--- BEGIN Data section ---
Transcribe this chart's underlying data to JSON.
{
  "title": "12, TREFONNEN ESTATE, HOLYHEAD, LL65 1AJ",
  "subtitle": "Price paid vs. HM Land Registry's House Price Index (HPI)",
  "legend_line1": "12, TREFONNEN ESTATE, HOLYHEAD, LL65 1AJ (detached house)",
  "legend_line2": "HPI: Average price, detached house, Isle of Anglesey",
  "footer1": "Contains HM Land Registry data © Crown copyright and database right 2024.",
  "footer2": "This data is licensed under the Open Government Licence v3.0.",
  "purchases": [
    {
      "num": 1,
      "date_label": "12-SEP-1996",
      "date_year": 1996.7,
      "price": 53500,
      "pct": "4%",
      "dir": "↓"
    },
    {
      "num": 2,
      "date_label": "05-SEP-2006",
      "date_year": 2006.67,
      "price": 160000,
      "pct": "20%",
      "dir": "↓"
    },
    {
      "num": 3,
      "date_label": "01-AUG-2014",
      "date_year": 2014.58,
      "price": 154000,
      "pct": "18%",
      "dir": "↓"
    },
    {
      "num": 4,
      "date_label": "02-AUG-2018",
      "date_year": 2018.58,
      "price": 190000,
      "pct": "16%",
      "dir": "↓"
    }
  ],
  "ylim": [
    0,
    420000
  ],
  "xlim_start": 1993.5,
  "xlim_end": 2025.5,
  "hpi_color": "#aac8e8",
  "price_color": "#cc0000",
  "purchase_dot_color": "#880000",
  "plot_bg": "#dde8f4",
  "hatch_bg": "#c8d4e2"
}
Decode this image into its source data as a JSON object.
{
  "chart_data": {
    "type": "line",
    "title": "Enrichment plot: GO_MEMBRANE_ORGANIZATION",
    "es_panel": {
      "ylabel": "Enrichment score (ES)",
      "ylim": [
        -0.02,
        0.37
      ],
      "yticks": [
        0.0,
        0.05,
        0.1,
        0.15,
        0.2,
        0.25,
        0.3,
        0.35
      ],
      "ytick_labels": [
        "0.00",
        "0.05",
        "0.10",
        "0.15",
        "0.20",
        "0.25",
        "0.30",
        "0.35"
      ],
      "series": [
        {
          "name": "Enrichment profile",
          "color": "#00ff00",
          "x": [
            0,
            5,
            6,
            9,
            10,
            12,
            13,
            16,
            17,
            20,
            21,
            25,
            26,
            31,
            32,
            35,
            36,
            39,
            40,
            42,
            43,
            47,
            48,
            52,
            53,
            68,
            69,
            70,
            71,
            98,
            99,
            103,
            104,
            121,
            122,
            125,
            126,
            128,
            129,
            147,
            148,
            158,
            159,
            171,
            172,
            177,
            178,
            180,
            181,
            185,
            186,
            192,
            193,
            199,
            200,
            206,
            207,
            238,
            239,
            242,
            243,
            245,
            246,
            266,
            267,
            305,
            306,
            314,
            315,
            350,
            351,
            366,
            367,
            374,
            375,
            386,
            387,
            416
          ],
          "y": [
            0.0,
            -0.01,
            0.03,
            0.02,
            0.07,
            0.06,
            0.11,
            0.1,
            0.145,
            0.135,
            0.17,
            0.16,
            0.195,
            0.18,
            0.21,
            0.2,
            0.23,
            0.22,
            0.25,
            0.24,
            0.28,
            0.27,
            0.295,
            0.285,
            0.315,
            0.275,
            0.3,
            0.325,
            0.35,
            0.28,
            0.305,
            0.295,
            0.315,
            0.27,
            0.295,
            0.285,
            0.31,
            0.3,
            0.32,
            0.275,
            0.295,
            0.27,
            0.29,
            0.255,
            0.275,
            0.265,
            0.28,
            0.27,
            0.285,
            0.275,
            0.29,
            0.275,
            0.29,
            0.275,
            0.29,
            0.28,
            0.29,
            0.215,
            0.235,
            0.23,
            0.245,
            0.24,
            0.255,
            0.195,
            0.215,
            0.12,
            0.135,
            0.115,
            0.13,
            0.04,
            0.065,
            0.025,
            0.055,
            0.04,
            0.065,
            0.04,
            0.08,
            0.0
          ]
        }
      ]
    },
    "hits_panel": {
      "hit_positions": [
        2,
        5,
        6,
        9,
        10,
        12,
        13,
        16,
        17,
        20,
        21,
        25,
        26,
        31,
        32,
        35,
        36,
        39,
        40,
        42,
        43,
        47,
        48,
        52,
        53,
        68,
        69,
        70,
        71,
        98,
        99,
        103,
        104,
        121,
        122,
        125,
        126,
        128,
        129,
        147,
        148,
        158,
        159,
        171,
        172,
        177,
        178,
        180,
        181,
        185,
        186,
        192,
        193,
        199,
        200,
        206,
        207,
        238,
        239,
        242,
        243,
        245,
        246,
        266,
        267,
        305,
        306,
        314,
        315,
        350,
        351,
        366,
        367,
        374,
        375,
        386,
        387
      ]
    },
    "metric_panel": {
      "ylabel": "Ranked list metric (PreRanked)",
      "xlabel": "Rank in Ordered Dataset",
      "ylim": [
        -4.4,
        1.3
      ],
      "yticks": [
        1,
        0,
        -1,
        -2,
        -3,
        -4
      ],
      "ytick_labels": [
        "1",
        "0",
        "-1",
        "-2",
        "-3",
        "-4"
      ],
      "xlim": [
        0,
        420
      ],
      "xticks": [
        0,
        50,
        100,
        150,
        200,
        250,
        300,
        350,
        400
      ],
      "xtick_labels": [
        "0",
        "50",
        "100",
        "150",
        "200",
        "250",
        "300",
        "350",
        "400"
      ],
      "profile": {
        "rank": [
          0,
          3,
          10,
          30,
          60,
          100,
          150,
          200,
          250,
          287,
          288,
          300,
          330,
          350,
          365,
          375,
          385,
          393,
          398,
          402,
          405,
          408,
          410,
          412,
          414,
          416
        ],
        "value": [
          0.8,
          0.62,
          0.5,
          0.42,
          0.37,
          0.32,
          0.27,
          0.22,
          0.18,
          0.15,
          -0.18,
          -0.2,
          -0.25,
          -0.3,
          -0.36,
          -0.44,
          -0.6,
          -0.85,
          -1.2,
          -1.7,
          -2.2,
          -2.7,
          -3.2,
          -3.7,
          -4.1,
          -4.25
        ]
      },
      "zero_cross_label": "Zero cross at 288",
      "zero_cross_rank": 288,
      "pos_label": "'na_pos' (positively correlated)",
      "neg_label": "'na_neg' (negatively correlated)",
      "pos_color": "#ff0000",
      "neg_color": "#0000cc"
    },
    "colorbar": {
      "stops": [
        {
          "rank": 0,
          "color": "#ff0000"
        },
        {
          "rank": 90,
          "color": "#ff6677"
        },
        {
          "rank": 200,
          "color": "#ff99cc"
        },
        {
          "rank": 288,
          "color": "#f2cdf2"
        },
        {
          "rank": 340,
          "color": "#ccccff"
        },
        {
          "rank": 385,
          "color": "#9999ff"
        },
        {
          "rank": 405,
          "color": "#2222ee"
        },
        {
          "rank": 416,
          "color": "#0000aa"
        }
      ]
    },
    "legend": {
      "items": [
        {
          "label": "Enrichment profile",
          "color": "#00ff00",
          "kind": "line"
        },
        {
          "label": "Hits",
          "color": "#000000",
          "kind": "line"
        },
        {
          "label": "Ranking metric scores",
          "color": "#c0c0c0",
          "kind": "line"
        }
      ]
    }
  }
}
--- END Data section ---
- What is required -
Exactly reproduce all of the entries.

- Finished task -
Transcribe this chart's underlying data to JSON.
{
  "title": "12, TREFONNEN ESTATE, HOLYHEAD, LL65 1AJ",
  "subtitle": "Price paid vs. HM Land Registry's House Price Index (HPI)",
  "legend_line1": "12, TREFONNEN ESTATE, HOLYHEAD, LL65 1AJ (detached house)",
  "legend_line2": "HPI: Average price, detached house, Isle of Anglesey",
  "footer1": "Contains HM Land Registry data © Crown copyright and database right 2024.",
  "footer2": "This data is licensed under the Open Government Licence v3.0.",
  "purchases": [
    {
      "num": 1,
      "date_label": "12-SEP-1996",
      "date_year": 1996.7,
      "price": 53500,
      "pct": "4%",
      "dir": "↓"
    },
    {
      "num": 2,
      "date_label": "05-SEP-2006",
      "date_year": 2006.67,
      "price": 160000,
      "pct": "20%",
      "dir": "↓"
    },
    {
      "num": 3,
      "date_label": "01-AUG-2014",
      "date_year": 2014.58,
      "price": 154000,
      "pct": "18%",
      "dir": "↓"
    },
    {
      "num": 4,
      "date_label": "02-AUG-2018",
      "date_year": 2018.58,
      "price": 190000,
      "pct": "16%",
      "dir": "↓"
    }
  ],
  "ylim": [
    0,
    420000
  ],
  "xlim_start": 1993.5,
  "xlim_end": 2025.5,
  "hpi_color": "#aac8e8",
  "price_color": "#cc0000",
  "purchase_dot_color": "#880000",
  "plot_bg": "#dde8f4",
  "hatch_bg": "#c8d4e2"
}
Decode this image into its source data as a JSON object.
{
  "chart_data": {
    "type": "line",
    "title": "Enrichment plot: GO_MEMBRANE_ORGANIZATION",
    "es_panel": {
      "ylabel": "Enrichment score (ES)",
      "ylim": [
        -0.02,
        0.37
      ],
      "yticks": [
        0.0,
        0.05,
        0.1,
        0.15,
        0.2,
        0.25,
        0.3,
        0.35
      ],
      "ytick_labels": [
        "0.00",
        "0.05",
        "0.10",
        "0.15",
        "0.20",
        "0.25",
        "0.30",
        "0.35"
      ],
      "series": [
        {
          "name": "Enrichment profile",
          "color": "#00ff00",
          "x": [
            0,
            5,
            6,
            9,
            10,
            12,
            13,
            16,
            17,
            20,
            21,
            25,
            26,
            31,
            32,
            35,
            36,
            39,
            40,
            42,
            43,
            47,
            48,
            52,
            53,
            68,
            69,
            70,
            71,
            98,
            99,
            103,
            104,
            121,
            122,
            125,
            126,
            128,
            129,
            147,
            148,
            158,
            159,
            171,
            172,
            177,
            178,
            180,
            181,
            185,
            186,
            192,
            193,
            199,
            200,
            206,
            207,
            238,
            239,
            242,
            243,
            245,
            246,
            266,
            267,
            305,
            306,
            314,
            315,
            350,
            351,
            366,
            367,
            374,
            375,
            386,
            387,
            416
          ],
          "y": [
            0.0,
            -0.01,
            0.03,
            0.02,
            0.07,
            0.06,
            0.11,
            0.1,
            0.145,
            0.135,
            0.17,
            0.16,
            0.195,
            0.18,
            0.21,
            0.2,
            0.23,
            0.22,
            0.25,
            0.24,
            0.28,
            0.27,
            0.295,
            0.285,
            0.315,
            0.275,
            0.3,
            0.325,
            0.35,
            0.28,
            0.305,
            0.295,
            0.315,
            0.27,
            0.295,
            0.285,
            0.31,
            0.3,
            0.32,
            0.275,
            0.295,
            0.27,
            0.29,
            0.255,
            0.275,
            0.265,
            0.28,
            0.27,
            0.285,
            0.275,
            0.29,
            0.275,
            0.29,
            0.275,
            0.29,
            0.28,
            0.29,
            0.215,
            0.235,
            0.23,
            0.245,
            0.24,
            0.255,
            0.195,
            0.215,
            0.12,
            0.135,
            0.115,
            0.13,
            0.04,
            0.065,
            0.025,
            0.055,
            0.04,
            0.065,
            0.04,
            0.08,
            0.0
          ]
        }
      ]
    },
    "hits_panel": {
      "hit_positions": [
        2,
        5,
        6,
        9,
        10,
        12,
        13,
        16,
        17,
        20,
        21,
        25,
        26,
        31,
        32,
        35,
        36,
        39,
        40,
        42,
        43,
        47,
        48,
        52,
        53,
        68,
        69,
        70,
        71,
        98,
        99,
        103,
        104,
        121,
        122,
        125,
        126,
        128,
        129,
        147,
        148,
        158,
        159,
        171,
        172,
        177,
        178,
        180,
        181,
        185,
        186,
        192,
        193,
        199,
        200,
        206,
        207,
        238,
        239,
        242,
        243,
        245,
        246,
        266,
        267,
        305,
        306,
        314,
        315,
        350,
        351,
        366,
        367,
        374,
        375,
        386,
        387
      ]
    },
    "metric_panel": {
      "ylabel": "Ranked list metric (PreRanked)",
      "xlabel": "Rank in Ordered Dataset",
      "ylim": [
        -4.4,
        1.3
      ],
      "yticks": [
        1,
        0,
        -1,
        -2,
        -3,
        -4
      ],
      "ytick_labels": [
        "1",
        "0",
        "-1",
        "-2",
        "-3",
        "-4"
      ],
      "xlim": [
        0,
        420
      ],
      "xticks": [
        0,
        50,
        100,
        150,
        200,
        250,
        300,
        350,
        400
      ],
      "xtick_labels": [
        "0",
        "50",
        "100",
        "150",
        "200",
        "250",
        "300",
        "350",
        "400"
      ],
      "profile": {
        "rank": [
          0,
          3,
          10,
          30,
          60,
          100,
          150,
          200,
          250,
          287,
          288,
          300,
          330,
          350,
          365,
          375,
          385,
          393,
          398,
          402,
          405,
          408,
          410,
          412,
          414,
          416
        ],
        "value": [
          0.8,
          0.62,
          0.5,
          0.42,
          0.37,
          0.32,
          0.27,
          0.22,
          0.18,
          0.15,
          -0.18,
          -0.2,
          -0.25,
          -0.3,
          -0.36,
          -0.44,
          -0.6,
          -0.85,
          -1.2,
          -1.7,
          -2.2,
          -2.7,
          -3.2,
          -3.7,
          -4.1,
          -4.25
        ]
      },
      "zero_cross_label": "Zero cross at 288",
      "zero_cross_rank": 288,
      "pos_label": "'na_pos' (positively correlated)",
      "neg_label": "'na_neg' (negatively correlated)",
      "pos_color": "#ff0000",
      "neg_color": "#0000cc"
    },
    "colorbar": {
      "stops": [
        {
          "rank": 0,
          "color": "#ff0000"
        },
        {
          "rank": 90,
          "color": "#ff6677"
        },
        {
          "rank": 200,
          "color": "#ff99cc"
        },
        {
          "rank": 288,
          "color": "#f2cdf2"
        },
        {
          "rank": 340,
          "color": "#ccccff"
        },
        {
          "rank": 385,
          "color": "#9999ff"
        },
        {
          "rank": 405,
          "color": "#2222ee"
        },
        {
          "rank": 416,
          "color": "#0000aa"
        }
      ]
    },
    "legend": {
      "items": [
        {
          "label": "Enrichment profile",
          "color": "#00ff00",
          "kind": "line"
        },
        {
          "label": "Hits",
          "color": "#000000",
          "kind": "line"
        },
        {
          "label": "Ranking metric scores",
          "color": "#c0c0c0",
          "kind": "line"
        }
      ]
    }
  }
}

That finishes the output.